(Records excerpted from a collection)
● ● ● ● ● ● ●
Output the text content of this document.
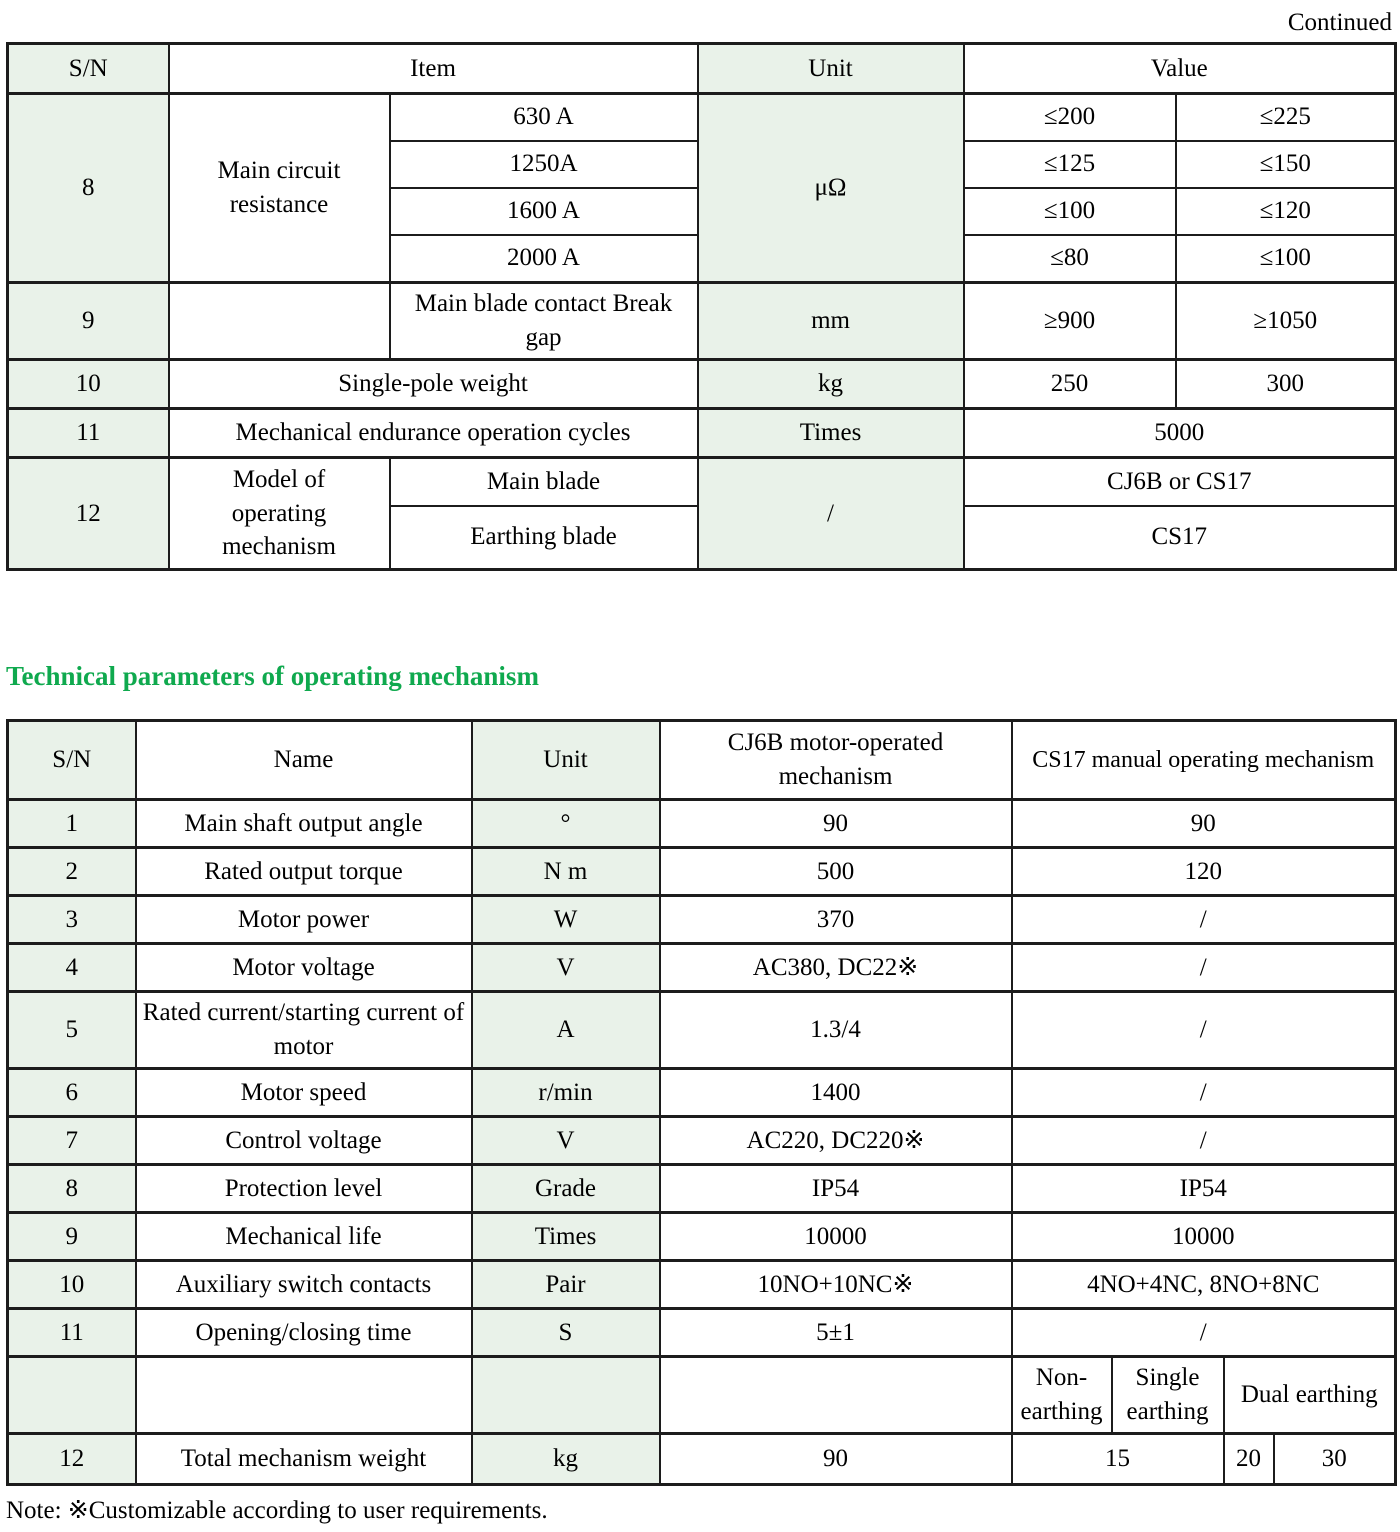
Continued
S/N	Item		Unit	Value	
8	Main circuit resistance	630 A	μΩ	≤200	≤225
		1250A		≤125	≤150
		1600 A		≤100	≤120
		2000 A		≤80	≤100
9		Main blade contact Break gap	mm	≥900	≥1050
10	Single-pole weight		kg	250	300
11	Mechanical endurance operation cycles		Times	5000	
12	Model of operating mechanism	Main blade	/	CJ6B or CS17	
		Earthing blade		CS17	
Technical parameters of operating mechanism
S/N	Name	Unit	CJ6B motor-operated mechanism	CS17 manual operating mechanism			
1	Main shaft output angle	°	90	90			
2	Rated output torque	N m	500	120			
3	Motor power	W	370	/			
4	Motor voltage	V	AC380, DC22※	/			
5	Rated current/starting current of motor	A	1.3/4	/			
6	Motor speed	r/min	1400	/			
7	Control voltage	V	AC220, DC220※	/			
8	Protection level	Grade	IP54	IP54			
9	Mechanical life	Times	10000	10000			
10	Auxiliary switch contacts	Pair	10NO+10NC※	4NO+4NC, 8NO+8NC			
11	Opening/closing time	S	5±1	/			
				Non-earthing	Single earthing	Dual earthing	
12	Total mechanism weight	kg	90	15		20	30
Note: ※Customizable according to user requirements.
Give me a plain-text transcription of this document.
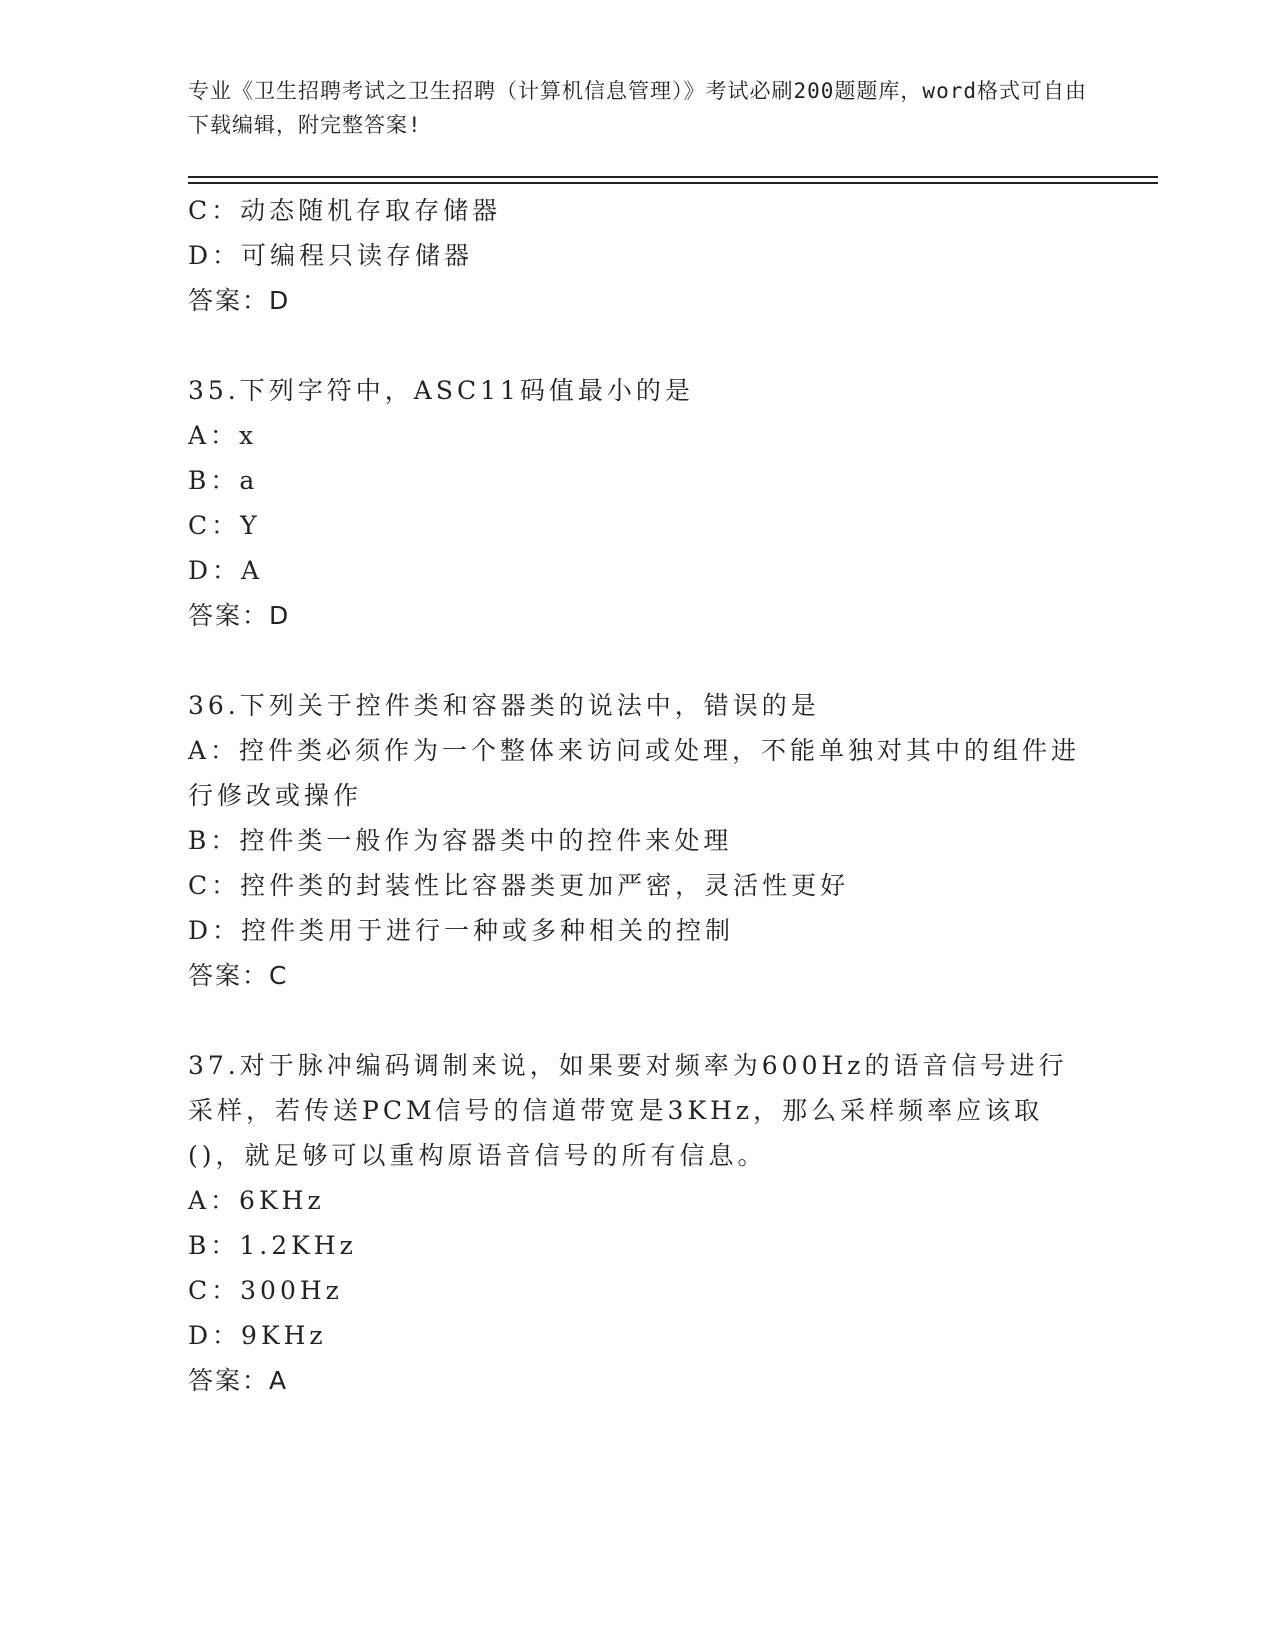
专业《卫生招聘考试之卫生招聘（计算机信息管理）》考试必刷200题题库，word格式可自由下载编辑，附完整答案!
C：动态随机存取存储器
D：可编程只读存储器
答案：D
35.下列字符中，ASC11码值最小的是
A：x
B：a
C：Y
D：A
答案：D
36.下列关于控件类和容器类的说法中，错误的是
A：控件类必须作为一个整体来访问或处理，不能单独对其中的组件进行修改或操作
B：控件类一般作为容器类中的控件来处理
C：控件类的封装性比容器类更加严密，灵活性更好
D：控件类用于进行一种或多种相关的控制
答案：C
37.对于脉冲编码调制来说，如果要对频率为600Hz的语音信号进行采样，若传送PCM信号的信道带宽是3KHz，那么采样频率应该取()，就足够可以重构原语音信号的所有信息。
A：6KHz
B：1.2KHz
C：300Hz
D：9KHz
答案：A
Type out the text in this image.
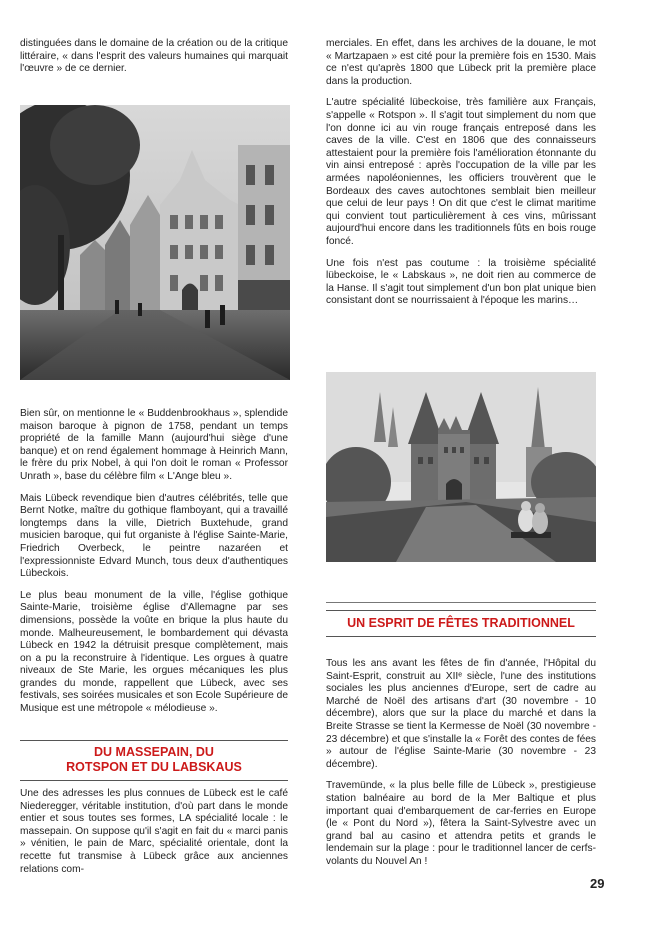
distinguées dans le domaine de la création ou de la critique littéraire, « dans l'esprit des valeurs humaines qui marquait l'œuvre » de ce dernier.

Bien sûr, on mentionne le « Buddenbrookhaus », splendide maison baroque à pignon de 1758, pendant un temps propriété de la famille Mann (aujourd'hui siège d'une banque) et on rend également hommage à Heinrich Mann, le frère du prix Nobel, à qui l'on doit le roman « Professor Unrath », base du célèbre film « L'Ange bleu ».

Mais Lübeck revendique bien d'autres célébrités, telle que Bernt Notke, maître du gothique flamboyant, qui a travaillé longtemps dans la ville, Dietrich Buxtehude, grand musicien baroque, qui fut organiste à l'église Sainte-Marie, Friedrich Overbeck, le peintre nazaréen et l'expressionniste Edvard Munch, tous deux d'authentiques Lübeckois.

Le plus beau monument de la ville, l'église gothique Sainte-Marie, troisième église d'Allemagne par ses dimensions, possède la voûte en brique la plus haute du monde. Malheureusement, le bombardement qui dévasta Lübeck en 1942 la détruisit presque complètement, mais on a pu la reconstruire à l'identique. Les orgues à quatre niveaux de Ste Marie, les orgues mécaniques les plus grandes du monde, rappellent que Lübeck, avec ses festivals, ses soirées musicales et son Ecole Supérieure de Musique est une métropole « mélodieuse ».

DU MASSEPAIN, DU ROTSPON ET DU LABSKAUS

Une des adresses les plus connues de Lübeck est le café Niederegger, véritable institution, d'où part dans le monde entier et sous toutes ses formes, LA spécialité locale : le massepain. On suppose qu'il s'agit en fait du « marci panis » vénitien, le pain de Marc, spécialité orientale, dont la recette fut transmise à Lübeck grâce aux anciennes relations com-

merciales. En effet, dans les archives de la douane, le mot « Martzapaen » est cité pour la première fois en 1530. Mais ce n'est qu'après 1800 que Lübeck prit la première place dans la production.

L'autre spécialité lübeckoise, très familière aux Français, s'appelle « Rotspon ». Il s'agit tout simplement du nom que l'on donne ici au vin rouge français entreposé dans les caves de la ville. C'est en 1806 que des connaisseurs attestaient pour la première fois l'amélioration étonnante du vin ainsi entreposé : après l'occupation de la ville par les armées napoléoniennes, les officiers trouvèrent que le Bordeaux des caves autochtones semblait bien meilleur que celui de leur pays ! On dit que c'est le climat maritime qui convient tout particulièrement à ces vins, mûrissant aujourd'hui encore dans les traditionnels fûts en bois rouge foncé.

Une fois n'est pas coutume : la troisième spécialité lübeckoise, le « Labskaus », ne doit rien au commerce de la Hanse. Il s'agit tout simplement d'un bon plat unique bien consistant dont se nourrissaient à l'époque les marins…

UN ESPRIT DE FÊTES TRADITIONNEL

Tous les ans avant les fêtes de fin d'année, l'Hôpital du Saint-Esprit, construit au XIIᵉ siècle, l'une des institutions sociales les plus anciennes d'Europe, sert de cadre au Marché de Noël des artisans d'art (30 novembre - 10 décembre), alors que sur la place du marché et dans la Breite Strasse se tient la Kermesse de Noël (30 novembre - 23 décembre) et que s'installe la « Forêt des contes de fées » autour de l'église Sainte-Marie (30 novembre - 23 décembre).

Travemünde, « la plus belle fille de Lübeck », prestigieuse station balnéaire au bord de la Mer Baltique et plus important quai d'embarquement de car-ferries en Europe (le « Pont du Nord »), fêtera la Saint-Sylvestre avec un grand bal au casino et attendra petits et grands le lendemain sur la plage : pour le traditionnel lancer de cerfs-volants du Nouvel An !

29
● ● ● ● ● ● ●
### Your goal
A faithful copy of the records above is needed, with the pictures left out.

### Answer to the problem
Output the text content of this document.
Continued
S/N	Item		Unit	Value	
8	Main circuit resistance	630 A	μΩ	≤200	≤225
		1250A		≤125	≤150
		1600 A		≤100	≤120
		2000 A		≤80	≤100
9		Main blade contact Break gap	mm	≥900	≥1050
10	Single-pole weight		kg	250	300
11	Mechanical endurance operation cycles		Times	5000	
12	Model of operating mechanism	Main blade	/	CJ6B or CS17	
		Earthing blade		CS17	
Technical parameters of operating mechanism
S/N	Name	Unit	CJ6B motor-operated mechanism	CS17 manual operating mechanism			
1	Main shaft output angle	°	90	90			
2	Rated output torque	N m	500	120			
3	Motor power	W	370	/			
4	Motor voltage	V	AC380, DC22※	/			
5	Rated current/starting current of motor	A	1.3/4	/			
6	Motor speed	r/min	1400	/			
7	Control voltage	V	AC220, DC220※	/			
8	Protection level	Grade	IP54	IP54			
9	Mechanical life	Times	10000	10000			
10	Auxiliary switch contacts	Pair	10NO+10NC※	4NO+4NC, 8NO+8NC			
11	Opening/closing time	S	5±1	/			
				Non-earthing	Single earthing	Dual earthing	
12	Total mechanism weight	kg	90	15		20	30
Note: ※Customizable according to user requirements.
Give me a plain-text transcription of this document.
专业《卫生招聘考试之卫生招聘（计算机信息管理）》考试必刷200题题库，word格式可自由下载编辑，附完整答案!
C：动态随机存取存储器
D：可编程只读存储器
答案：D
35.下列字符中，ASC11码值最小的是
A：x
B：a
C：Y
D：A
答案：D
36.下列关于控件类和容器类的说法中，错误的是
A：控件类必须作为一个整体来访问或处理，不能单独对其中的组件进行修改或操作
B：控件类一般作为容器类中的控件来处理
C：控件类的封装性比容器类更加严密，灵活性更好
D：控件类用于进行一种或多种相关的控制
答案：C
37.对于脉冲编码调制来说，如果要对频率为600Hz的语音信号进行采样，若传送PCM信号的信道带宽是3KHz，那么采样频率应该取()，就足够可以重构原语音信号的所有信息。
A：6KHz
B：1.2KHz
C：300Hz
D：9KHz
答案：A
Type out the text in this image.
distinguées dans le domaine de la création ou de la critique littéraire, « dans l'esprit des valeurs humaines qui marquait l'œuvre » de ce dernier.

Bien sûr, on mentionne le « Buddenbrookhaus », splendide maison baroque à pignon de 1758, pendant un temps propriété de la famille Mann (aujourd'hui siège d'une banque) et on rend également hommage à Heinrich Mann, le frère du prix Nobel, à qui l'on doit le roman « Professor Unrath », base du célèbre film « L'Ange bleu ».

Mais Lübeck revendique bien d'autres célébrités, telle que Bernt Notke, maître du gothique flamboyant, qui a travaillé longtemps dans la ville, Dietrich Buxtehude, grand musicien baroque, qui fut organiste à l'église Sainte-Marie, Friedrich Overbeck, le peintre nazaréen et l'expressionniste Edvard Munch, tous deux d'authentiques Lübeckois.

Le plus beau monument de la ville, l'église gothique Sainte-Marie, troisième église d'Allemagne par ses dimensions, possède la voûte en brique la plus haute du monde. Malheureusement, le bombardement qui dévasta Lübeck en 1942 la détruisit presque complètement, mais on a pu la reconstruire à l'identique. Les orgues à quatre niveaux de Ste Marie, les orgues mécaniques les plus grandes du monde, rappellent que Lübeck, avec ses festivals, ses soirées musicales et son Ecole Supérieure de Musique est une métropole « mélodieuse ».

DU MASSEPAIN, DU ROTSPON ET DU LABSKAUS

Une des adresses les plus connues de Lübeck est le café Niederegger, véritable institution, d'où part dans le monde entier et sous toutes ses formes, LA spécialité locale : le massepain. On suppose qu'il s'agit en fait du « marci panis » vénitien, le pain de Marc, spécialité orientale, dont la recette fut transmise à Lübeck grâce aux anciennes relations com-

merciales. En effet, dans les archives de la douane, le mot « Martzapaen » est cité pour la première fois en 1530. Mais ce n'est qu'après 1800 que Lübeck prit la première place dans la production.

L'autre spécialité lübeckoise, très familière aux Français, s'appelle « Rotspon ». Il s'agit tout simplement du nom que l'on donne ici au vin rouge français entreposé dans les caves de la ville. C'est en 1806 que des connaisseurs attestaient pour la première fois l'amélioration étonnante du vin ainsi entreposé : après l'occupation de la ville par les armées napoléoniennes, les officiers trouvèrent que le Bordeaux des caves autochtones semblait bien meilleur que celui de leur pays ! On dit que c'est le climat maritime qui convient tout particulièrement à ces vins, mûrissant aujourd'hui encore dans les traditionnels fûts en bois rouge foncé.

Une fois n'est pas coutume : la troisième spécialité lübeckoise, le « Labskaus », ne doit rien au commerce de la Hanse. Il s'agit tout simplement d'un bon plat unique bien consistant dont se nourrissaient à l'époque les marins…

UN ESPRIT DE FÊTES TRADITIONNEL

Tous les ans avant les fêtes de fin d'année, l'Hôpital du Saint-Esprit, construit au XIIᵉ siècle, l'une des institutions sociales les plus anciennes d'Europe, sert de cadre au Marché de Noël des artisans d'art (30 novembre - 10 décembre), alors que sur la place du marché et dans la Breite Strasse se tient la Kermesse de Noël (30 novembre - 23 décembre) et que s'installe la « Forêt des contes de fées » autour de l'église Sainte-Marie (30 novembre - 23 décembre).

Travemünde, « la plus belle fille de Lübeck », prestigieuse station balnéaire au bord de la Mer Baltique et plus important quai d'embarquement de car-ferries en Europe (le « Pont du Nord »), fêtera la Saint-Sylvestre avec un grand bal au casino et attendra petits et grands le lendemain sur la plage : pour le traditionnel lancer de cerfs-volants du Nouvel An !

29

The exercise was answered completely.